═══ Selected passage

Pope Makes First-Ever Visit to the Venice Biennale

"The world needs artists," the Pope declared, drawing attention to the contributions of women like Frida Kahlo and Louise Bourgeois.

Pope Francis greets an artist of the Venice Art Biennale in the Church of La Maddalena in the Giudecca's women's prison facility on April 28, 2024 in Venice, Italy. Photo: Vatican Media via Vatican Pool/Getty Images.

Pope Francis became the first pontiff to visit the Venice Biennale after a planned visit to the Vatican’s Holy See pavilion at the 60th Venice Biennale on Sunday, April 28. The 87-year-old leader of the Catholic Church arrived by helicopter for a tour of the exhibition “With My Eyes,” which features works by artists like Maurizio Cattelan, Simone Fattal, and Corita Kent, and is installed throughout a women’s prison on Venice’s Giudecca Island.

The pope stressed the power of art to address societal ills, adding “the world needs artists.” Responding to the location, he spoke specifically of the important contributions of women artists like Frida Kahlo and Louise Bourgeois. “I hope with all my heart that contemporary art can open our eyes, helping us to value adequately the contribution of women, as co-protagonists of the human adventure,” he said.

The photo shows a group of people, including Pope Francis in a wheel chair, inside a room with a wall of pictures. The setting is an art exhibition at Giudecca women's prison, displayed as part of the Vatican's Venice Biennale presentation.

══════

* **Set of tasks**:
(1) Answer each question from the article on the Pope's Biennale visit.
(a) How did Pope Francis arrive for the tour?
(b) Where is the exhibition "With My Eyes" installed?
(c) Which two women artists did the Pope mention by name?
(2) Summarize the article on the Pope's Biennale visit in two sentences.
(3) According to the article on the Pope's Biennale visit, why did Pope Francis speak specifically about women artists?

═══ Extracted information

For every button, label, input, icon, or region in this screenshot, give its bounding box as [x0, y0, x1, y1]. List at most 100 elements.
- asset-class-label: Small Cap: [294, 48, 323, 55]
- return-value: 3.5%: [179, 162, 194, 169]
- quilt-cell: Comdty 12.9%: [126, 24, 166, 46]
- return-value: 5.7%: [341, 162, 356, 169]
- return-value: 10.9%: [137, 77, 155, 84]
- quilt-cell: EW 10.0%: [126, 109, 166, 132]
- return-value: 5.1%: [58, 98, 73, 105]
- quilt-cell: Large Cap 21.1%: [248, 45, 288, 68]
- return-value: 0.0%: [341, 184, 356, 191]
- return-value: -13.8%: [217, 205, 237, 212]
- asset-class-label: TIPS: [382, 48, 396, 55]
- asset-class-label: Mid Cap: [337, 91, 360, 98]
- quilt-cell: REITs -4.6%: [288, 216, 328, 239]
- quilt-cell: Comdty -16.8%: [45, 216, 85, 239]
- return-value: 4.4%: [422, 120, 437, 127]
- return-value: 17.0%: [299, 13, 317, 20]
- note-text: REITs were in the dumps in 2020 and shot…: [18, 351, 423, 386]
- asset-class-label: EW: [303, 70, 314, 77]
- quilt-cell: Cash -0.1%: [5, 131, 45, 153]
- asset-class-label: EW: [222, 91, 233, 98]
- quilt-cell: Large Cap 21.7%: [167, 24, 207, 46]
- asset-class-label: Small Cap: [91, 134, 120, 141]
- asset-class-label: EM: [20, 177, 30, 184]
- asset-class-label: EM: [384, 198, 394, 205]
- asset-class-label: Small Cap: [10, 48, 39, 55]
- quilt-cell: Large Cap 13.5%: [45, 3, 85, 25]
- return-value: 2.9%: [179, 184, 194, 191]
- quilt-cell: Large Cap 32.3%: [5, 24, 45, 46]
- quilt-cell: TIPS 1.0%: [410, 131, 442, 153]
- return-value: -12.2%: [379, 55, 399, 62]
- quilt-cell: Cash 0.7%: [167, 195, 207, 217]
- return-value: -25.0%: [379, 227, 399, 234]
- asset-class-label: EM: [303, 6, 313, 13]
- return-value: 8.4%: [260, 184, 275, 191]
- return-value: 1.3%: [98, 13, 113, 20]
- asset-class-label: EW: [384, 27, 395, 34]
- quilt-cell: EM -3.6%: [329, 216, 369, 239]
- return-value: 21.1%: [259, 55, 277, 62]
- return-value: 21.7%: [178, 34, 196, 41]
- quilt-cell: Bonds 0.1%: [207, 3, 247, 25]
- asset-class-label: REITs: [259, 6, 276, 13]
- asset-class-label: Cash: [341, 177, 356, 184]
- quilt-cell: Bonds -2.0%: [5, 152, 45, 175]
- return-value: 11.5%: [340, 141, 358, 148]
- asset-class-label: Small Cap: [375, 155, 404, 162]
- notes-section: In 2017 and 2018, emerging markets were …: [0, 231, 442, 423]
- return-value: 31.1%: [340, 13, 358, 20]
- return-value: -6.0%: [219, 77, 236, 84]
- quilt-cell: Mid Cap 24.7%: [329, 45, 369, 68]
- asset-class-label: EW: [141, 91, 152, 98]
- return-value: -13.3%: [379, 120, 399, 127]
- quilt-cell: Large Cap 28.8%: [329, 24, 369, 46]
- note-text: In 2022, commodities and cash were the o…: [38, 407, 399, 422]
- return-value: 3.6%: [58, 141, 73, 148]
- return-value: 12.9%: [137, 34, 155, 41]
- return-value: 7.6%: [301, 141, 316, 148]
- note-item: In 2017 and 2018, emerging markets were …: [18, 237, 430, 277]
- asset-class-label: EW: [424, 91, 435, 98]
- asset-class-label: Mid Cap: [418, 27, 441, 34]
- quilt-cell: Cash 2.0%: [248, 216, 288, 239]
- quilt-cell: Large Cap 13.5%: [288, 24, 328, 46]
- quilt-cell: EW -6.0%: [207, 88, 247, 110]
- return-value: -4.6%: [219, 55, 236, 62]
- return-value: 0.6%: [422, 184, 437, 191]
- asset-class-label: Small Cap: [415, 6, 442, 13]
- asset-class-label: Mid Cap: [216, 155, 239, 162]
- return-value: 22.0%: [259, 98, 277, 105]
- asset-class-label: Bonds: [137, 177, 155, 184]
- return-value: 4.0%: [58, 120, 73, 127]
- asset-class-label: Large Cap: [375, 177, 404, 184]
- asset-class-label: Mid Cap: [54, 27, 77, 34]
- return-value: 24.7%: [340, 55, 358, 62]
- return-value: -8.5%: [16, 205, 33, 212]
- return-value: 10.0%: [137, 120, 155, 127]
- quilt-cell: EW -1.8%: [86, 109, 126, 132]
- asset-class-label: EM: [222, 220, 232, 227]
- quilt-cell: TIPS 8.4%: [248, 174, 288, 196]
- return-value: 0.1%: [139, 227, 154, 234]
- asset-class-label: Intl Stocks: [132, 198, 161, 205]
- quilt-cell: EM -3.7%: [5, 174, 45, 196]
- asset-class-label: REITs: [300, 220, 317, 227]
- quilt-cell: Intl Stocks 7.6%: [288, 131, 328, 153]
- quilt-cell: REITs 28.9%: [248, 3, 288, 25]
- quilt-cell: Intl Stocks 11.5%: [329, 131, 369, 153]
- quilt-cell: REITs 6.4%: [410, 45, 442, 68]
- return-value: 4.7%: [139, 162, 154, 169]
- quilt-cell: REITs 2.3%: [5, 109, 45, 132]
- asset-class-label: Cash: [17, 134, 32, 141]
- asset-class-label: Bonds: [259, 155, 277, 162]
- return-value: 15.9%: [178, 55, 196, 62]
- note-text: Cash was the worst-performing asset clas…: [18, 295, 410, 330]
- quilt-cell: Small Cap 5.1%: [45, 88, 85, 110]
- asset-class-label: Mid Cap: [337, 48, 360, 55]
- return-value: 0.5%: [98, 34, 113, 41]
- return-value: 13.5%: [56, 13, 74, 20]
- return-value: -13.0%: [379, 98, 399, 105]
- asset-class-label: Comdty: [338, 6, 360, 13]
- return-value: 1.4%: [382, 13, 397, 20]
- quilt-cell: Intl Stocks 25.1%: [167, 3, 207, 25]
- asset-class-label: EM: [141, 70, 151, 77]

══════

* **Your responses**:
(1)
(a) He arrived by helicopter.
(b) It is installed throughout a women's prison on Venice's Giudecca Island.
(c) Frida Kahlo and Louise Bourgeois.

(2) On April 28, Pope Francis became the first pontiff to visit the Venice Biennale, touring the Holy See pavilion's exhibition "With My Eyes," which is installed throughout a women's prison on Giudecca Island. There he stressed art's power to address societal ills, said "the world needs artists," and highlighted the contributions of women artists such as Frida Kahlo and Louise Bourgeois.

(3) He was responding to the location. The exhibition he toured is installed throughout a women's prison on Venice's Giudecca Island.